• What the task asks
Reproduce word for word the part of the text about the Alzheimer’s Association dementia care report that runs from "The Alzheimer’s Association recently" to "rate was 50%.".

• Supplied text
■ ■ ■

The chief diversity, equity and inclusion officer at the Alzheimer’s Association discussed the findings of the association’s special edition of its annual Facts and Figures report.
“We wanted a deeper understanding of some of the barriers that underrepresented and diverse populations face when accessing and seeking dementia care, and 2 new surveys found that discrimination is a significant barrier to dementia care among Asian, Black, Hispanic, and Native American [communities].”
The Alzheimer’s Association recently released its annual Facts and Figures report, which details a number of key data points for the dementia community regarding the prevalence, treatment, and care of patients with Alzheimer disease and dementia.1 This year’s paper included a special report that highlights some significant information about the care of individuals and the impact of racial and ethnic attitudes.2
Notably, the survey found that 36% of Black Americans, 18% of Hispanic Americans, and 19% of Asian Americans felt that discrimination put a barrier on their access to receive care for Alzheimer disease. In total, 42% of Native Americans, 34% of Asian Americans, and 33% of Hispanic Americans reported having experienced discrimination when navigating health care settings for their care recipient. For Black Americans, that rate was 50%.
In addition, half or more of non-White caregivers say they have experienced discrimination in a health care setting. Carl V. Hill, PhD, MPH, chief diversity, equity, and inclusion officer, Alzheimer’s Association, spoke to NeurologyLive to offer some insight into the report’s findings and what the Association is learning about the current state of racial and ethnic attitudes among this population. Hill, who oversees strategic initiatives to strengthen outreach and providing communities with resources and support to address Alzheimer, also shared ways that physicians can get involved.

■ ■ ■

• Provided material

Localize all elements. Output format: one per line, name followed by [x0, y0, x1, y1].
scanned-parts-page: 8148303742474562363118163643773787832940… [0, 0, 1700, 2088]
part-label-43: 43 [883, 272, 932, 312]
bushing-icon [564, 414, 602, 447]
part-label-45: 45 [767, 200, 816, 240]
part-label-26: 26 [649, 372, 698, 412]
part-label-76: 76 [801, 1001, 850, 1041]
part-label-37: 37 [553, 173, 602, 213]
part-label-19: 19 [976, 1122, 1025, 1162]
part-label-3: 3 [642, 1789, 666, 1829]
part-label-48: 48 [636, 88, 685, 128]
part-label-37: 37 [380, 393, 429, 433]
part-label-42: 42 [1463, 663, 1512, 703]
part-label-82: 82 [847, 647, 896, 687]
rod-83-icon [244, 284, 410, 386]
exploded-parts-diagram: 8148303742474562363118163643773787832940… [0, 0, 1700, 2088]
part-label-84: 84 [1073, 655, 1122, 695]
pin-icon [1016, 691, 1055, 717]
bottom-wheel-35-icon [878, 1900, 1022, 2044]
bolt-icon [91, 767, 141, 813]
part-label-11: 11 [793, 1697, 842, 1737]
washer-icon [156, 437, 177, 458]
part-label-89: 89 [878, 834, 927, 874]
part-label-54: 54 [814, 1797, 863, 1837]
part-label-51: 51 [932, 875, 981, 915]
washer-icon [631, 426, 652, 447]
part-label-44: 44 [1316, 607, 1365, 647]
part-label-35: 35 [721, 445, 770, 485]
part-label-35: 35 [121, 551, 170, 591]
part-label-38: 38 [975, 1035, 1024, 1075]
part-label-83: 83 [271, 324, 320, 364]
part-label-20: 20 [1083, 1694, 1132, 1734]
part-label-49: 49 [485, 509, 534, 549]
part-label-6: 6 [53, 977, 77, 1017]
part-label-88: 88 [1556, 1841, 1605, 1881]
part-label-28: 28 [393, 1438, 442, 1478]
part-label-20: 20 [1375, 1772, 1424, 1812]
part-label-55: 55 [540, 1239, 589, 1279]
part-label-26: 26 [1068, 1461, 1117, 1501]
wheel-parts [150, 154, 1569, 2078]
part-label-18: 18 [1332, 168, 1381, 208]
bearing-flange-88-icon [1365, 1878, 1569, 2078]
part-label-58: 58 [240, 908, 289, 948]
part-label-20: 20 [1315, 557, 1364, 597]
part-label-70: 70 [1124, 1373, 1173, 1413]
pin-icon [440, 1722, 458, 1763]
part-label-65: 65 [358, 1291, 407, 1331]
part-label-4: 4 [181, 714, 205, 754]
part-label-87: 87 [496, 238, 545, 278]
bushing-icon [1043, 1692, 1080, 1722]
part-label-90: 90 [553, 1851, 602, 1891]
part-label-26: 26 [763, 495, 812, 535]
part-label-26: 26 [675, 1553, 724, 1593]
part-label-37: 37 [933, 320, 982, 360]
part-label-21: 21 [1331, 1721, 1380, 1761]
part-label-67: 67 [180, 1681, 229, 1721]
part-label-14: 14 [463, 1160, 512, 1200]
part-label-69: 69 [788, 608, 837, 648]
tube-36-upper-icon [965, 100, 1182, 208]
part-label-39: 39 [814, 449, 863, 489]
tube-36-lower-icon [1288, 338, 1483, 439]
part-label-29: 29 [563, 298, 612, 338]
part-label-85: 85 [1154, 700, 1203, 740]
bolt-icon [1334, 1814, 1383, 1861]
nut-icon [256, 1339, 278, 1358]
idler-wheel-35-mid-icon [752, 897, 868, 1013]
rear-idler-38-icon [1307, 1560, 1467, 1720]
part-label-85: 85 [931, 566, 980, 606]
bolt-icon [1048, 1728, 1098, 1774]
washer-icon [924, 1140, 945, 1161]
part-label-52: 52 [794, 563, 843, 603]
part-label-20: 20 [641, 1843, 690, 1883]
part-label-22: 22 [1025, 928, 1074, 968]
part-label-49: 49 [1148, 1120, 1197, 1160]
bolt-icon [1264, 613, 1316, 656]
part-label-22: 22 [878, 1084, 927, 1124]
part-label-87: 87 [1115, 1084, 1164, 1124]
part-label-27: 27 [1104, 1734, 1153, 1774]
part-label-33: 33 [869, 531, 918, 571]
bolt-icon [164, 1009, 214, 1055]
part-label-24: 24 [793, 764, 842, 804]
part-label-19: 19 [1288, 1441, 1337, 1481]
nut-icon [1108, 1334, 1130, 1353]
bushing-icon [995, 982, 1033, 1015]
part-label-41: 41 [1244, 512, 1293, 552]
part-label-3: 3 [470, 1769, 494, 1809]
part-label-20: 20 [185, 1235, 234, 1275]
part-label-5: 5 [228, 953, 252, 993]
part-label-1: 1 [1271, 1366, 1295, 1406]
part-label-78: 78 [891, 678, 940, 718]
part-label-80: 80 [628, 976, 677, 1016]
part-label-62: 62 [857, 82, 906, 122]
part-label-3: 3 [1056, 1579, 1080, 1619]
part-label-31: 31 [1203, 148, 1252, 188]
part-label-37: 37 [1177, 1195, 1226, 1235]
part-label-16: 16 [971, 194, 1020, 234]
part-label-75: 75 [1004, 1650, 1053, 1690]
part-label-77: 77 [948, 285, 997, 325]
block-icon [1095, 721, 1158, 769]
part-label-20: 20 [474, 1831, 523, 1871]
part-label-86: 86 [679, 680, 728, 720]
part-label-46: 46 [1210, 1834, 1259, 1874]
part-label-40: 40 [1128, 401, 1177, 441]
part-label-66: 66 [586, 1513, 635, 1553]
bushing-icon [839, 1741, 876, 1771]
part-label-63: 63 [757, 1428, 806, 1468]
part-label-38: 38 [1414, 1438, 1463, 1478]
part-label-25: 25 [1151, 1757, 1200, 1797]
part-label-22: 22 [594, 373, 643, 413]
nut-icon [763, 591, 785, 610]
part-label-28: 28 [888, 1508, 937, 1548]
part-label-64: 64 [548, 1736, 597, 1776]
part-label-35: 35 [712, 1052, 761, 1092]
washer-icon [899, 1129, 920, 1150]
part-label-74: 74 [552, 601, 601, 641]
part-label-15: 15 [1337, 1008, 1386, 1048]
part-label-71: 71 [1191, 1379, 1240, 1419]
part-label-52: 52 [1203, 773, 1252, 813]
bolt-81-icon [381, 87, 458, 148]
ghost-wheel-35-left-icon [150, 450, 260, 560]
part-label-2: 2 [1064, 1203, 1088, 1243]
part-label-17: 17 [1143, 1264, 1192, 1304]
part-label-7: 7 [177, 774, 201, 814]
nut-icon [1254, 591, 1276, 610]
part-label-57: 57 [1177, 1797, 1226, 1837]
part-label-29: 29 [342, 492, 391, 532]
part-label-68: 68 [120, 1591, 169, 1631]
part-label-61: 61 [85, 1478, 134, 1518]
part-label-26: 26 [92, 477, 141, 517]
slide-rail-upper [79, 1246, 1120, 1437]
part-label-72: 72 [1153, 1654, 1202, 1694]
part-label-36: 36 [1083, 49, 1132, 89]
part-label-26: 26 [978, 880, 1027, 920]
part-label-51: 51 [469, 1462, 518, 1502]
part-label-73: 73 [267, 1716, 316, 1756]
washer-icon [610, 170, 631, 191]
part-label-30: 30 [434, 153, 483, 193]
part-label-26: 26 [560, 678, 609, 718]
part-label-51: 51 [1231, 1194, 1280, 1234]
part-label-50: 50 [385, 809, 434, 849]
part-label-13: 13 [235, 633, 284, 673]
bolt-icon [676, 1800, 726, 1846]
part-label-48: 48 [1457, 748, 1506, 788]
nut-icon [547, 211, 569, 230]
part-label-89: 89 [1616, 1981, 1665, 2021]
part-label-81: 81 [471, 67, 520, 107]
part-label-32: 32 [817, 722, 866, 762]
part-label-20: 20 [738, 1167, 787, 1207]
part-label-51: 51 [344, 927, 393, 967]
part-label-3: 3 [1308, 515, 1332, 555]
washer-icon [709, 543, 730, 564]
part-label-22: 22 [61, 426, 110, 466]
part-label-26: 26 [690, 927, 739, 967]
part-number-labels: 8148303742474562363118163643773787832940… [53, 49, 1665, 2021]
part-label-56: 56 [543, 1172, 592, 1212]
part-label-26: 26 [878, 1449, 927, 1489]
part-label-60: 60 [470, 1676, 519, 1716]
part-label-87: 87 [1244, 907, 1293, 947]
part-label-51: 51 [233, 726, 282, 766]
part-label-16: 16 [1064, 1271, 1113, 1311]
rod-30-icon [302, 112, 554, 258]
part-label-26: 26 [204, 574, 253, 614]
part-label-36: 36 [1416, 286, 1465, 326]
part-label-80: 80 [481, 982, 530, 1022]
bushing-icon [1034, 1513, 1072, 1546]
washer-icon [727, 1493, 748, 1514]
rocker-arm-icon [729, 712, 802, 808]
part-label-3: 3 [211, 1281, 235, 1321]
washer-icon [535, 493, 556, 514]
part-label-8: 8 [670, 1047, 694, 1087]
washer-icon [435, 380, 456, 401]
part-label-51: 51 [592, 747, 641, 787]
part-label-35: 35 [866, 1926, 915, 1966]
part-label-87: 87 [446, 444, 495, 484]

■ ■ ■

• Reply to the task
The Alzheimer’s Association recently released its annual Facts and Figures report, which details a number of key data points for the dementia community regarding the prevalence, treatment, and care of patients with Alzheimer disease and dementia.1 This year’s paper included a special report that highlights some significant information about the care of individuals and the impact of racial and ethnic attitudes.2
Notably, the survey found that 36% of Black Americans, 18% of Hispanic Americans, and 19% of Asian Americans felt that discrimination put a barrier on their access to receive care for Alzheimer disease. In total, 42% of Native Americans, 34% of Asian Americans, and 33% of Hispanic Americans reported having experienced discrimination when navigating health care settings for their care recipient. For Black Americans, that rate was 50%.